**Instructions for the task**
Present the listing lines between the one holding "y-tick-label: 1,000,000 — [78, 272, 137, 288]" and the one holding "x-tick-label: 2002 — [884, 342, 914, 358]", inclusive, as a Markdown table with the columns Row and Listing line, one numbered row per line and no blank lines.

[Page element annotations]
-.-.-

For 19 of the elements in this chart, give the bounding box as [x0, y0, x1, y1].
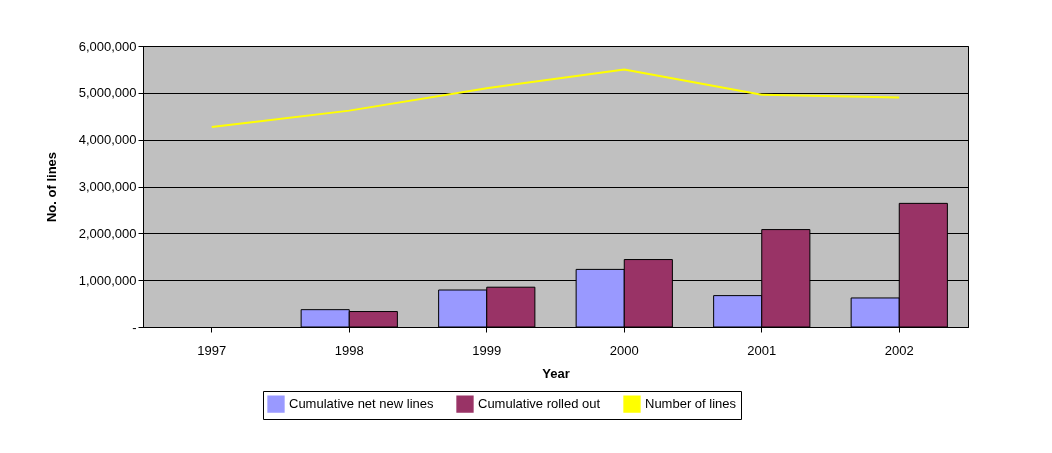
y-tick-label: 1,000,000 — [78, 272, 137, 288]
y-tick-label: 3,000,000 — [78, 179, 137, 194]
x-axis-title: Year — [542, 365, 570, 381]
legend-label: Cumulative net new lines — [289, 396, 435, 412]
x-tick-label: 1999 — [472, 342, 502, 358]
line-series — [210, 68, 901, 129]
y-tick-label: 6,000,000 — [78, 38, 137, 54]
x-tick-label: 2002 — [884, 342, 914, 358]
x-tick-label: 1997 — [197, 342, 227, 358]
legend-label: Number of lines — [645, 396, 737, 412]
x-tick-label: 2001 — [747, 342, 777, 358]
y-tick-label: 5,000,000 — [78, 85, 137, 101]
x-tick-label: 1998 — [334, 342, 364, 358]
y-axis-title: No. of lines — [43, 151, 59, 223]
y-tick-label: 4,000,000 — [78, 132, 137, 148]
y-tick-label: 2,000,000 — [78, 225, 137, 241]
x-tick-label: 2000 — [609, 342, 639, 358]
y-tick-label: - — [132, 319, 137, 335]
legend-label: Cumulative rolled out — [478, 396, 601, 412]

-.-.-

**Finished exercise**
| Row | Listing line |
|---|---|
| 1 | y-tick-label: 1,000,000 — [78, 272, 137, 288] |
| 2 | y-tick-label: 3,000,000 — [78, 179, 137, 194] |
| 3 | x-axis-title: Year — [542, 365, 570, 381] |
| 4 | legend-label: Cumulative net new lines — [289, 396, 435, 412] |
| 5 | x-tick-label: 1999 — [472, 342, 502, 358] |
| 6 | line-series — [210, 68, 901, 129] |
| 7 | y-tick-label: 6,000,000 — [78, 38, 137, 54] |
| 8 | x-tick-label: 2002 — [884, 342, 914, 358] |